Task to carry out – Gather all lines containing the string "barcha" and copy them out.

Stored entries
* * *
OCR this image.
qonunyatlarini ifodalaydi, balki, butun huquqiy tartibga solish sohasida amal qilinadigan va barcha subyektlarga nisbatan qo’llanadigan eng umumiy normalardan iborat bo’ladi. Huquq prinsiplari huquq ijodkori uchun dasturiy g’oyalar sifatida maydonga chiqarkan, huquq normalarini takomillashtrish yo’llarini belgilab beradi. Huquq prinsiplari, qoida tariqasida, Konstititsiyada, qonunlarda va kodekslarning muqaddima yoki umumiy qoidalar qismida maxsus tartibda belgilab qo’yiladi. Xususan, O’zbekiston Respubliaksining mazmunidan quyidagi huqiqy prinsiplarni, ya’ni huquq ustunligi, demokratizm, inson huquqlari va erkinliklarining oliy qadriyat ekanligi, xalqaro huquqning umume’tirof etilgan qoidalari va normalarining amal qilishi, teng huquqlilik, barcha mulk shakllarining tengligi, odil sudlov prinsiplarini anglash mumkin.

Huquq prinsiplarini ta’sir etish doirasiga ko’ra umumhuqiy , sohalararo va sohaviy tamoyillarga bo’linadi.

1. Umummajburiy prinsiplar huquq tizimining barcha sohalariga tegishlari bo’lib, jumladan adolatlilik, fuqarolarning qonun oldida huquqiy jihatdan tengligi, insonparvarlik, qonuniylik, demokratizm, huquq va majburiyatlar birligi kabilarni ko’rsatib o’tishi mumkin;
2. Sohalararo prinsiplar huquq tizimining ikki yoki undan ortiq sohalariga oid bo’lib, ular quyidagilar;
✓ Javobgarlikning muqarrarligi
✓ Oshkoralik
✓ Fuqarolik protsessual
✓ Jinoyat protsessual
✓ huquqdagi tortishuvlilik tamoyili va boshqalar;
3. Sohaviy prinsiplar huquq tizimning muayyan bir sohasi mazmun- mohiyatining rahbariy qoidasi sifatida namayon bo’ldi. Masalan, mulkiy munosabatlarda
* * *
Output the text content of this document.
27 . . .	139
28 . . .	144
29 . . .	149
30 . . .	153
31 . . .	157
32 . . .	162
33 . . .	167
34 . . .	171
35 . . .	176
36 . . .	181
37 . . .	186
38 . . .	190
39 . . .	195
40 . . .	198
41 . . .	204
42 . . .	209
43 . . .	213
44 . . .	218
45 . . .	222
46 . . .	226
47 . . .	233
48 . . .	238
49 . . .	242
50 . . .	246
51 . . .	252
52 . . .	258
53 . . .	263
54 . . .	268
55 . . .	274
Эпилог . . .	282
* * *
Finished exercise –
qonunyatlarini ifodalaydi, balki, butun huquqiy tartibga solish sohasida amal qilinadigan va barcha subyektlarga nisbatan qo’llanadigan eng umumiy normalardan iborat bo’ladi. Huquq prinsiplari huquq ijodkori uchun dasturiy g’oyalar sifatida maydonga chiqarkan, huquq normalarini takomillashtrish yo’llarini belgilab beradi. Huquq prinsiplari, qoida tariqasida, Konstititsiyada, qonunlarda va kodekslarning muqaddima yoki umumiy qoidalar qismida maxsus tartibda belgilab qo’yiladi. Xususan, O’zbekiston Respubliaksining mazmunidan quyidagi huqiqy prinsiplarni, ya’ni huquq ustunligi, demokratizm, inson huquqlari va erkinliklarining oliy qadriyat ekanligi, xalqaro huquqning umume’tirof etilgan qoidalari va normalarining amal qilishi, teng huquqlilik, barcha mulk shakllarining tengligi, odil sudlov prinsiplarini anglash mumkin.
1. Umummajburiy prinsiplar huquq tizimining barcha sohalariga tegishlari bo’lib, jumladan adolatlilik, fuqarolarning qonun oldida huquqiy jihatdan tengligi, insonparvarlik, qonuniylik, demokratizm, huquq va majburiyatlar birligi kabilarni ko’rsatib o’tishi mumkin;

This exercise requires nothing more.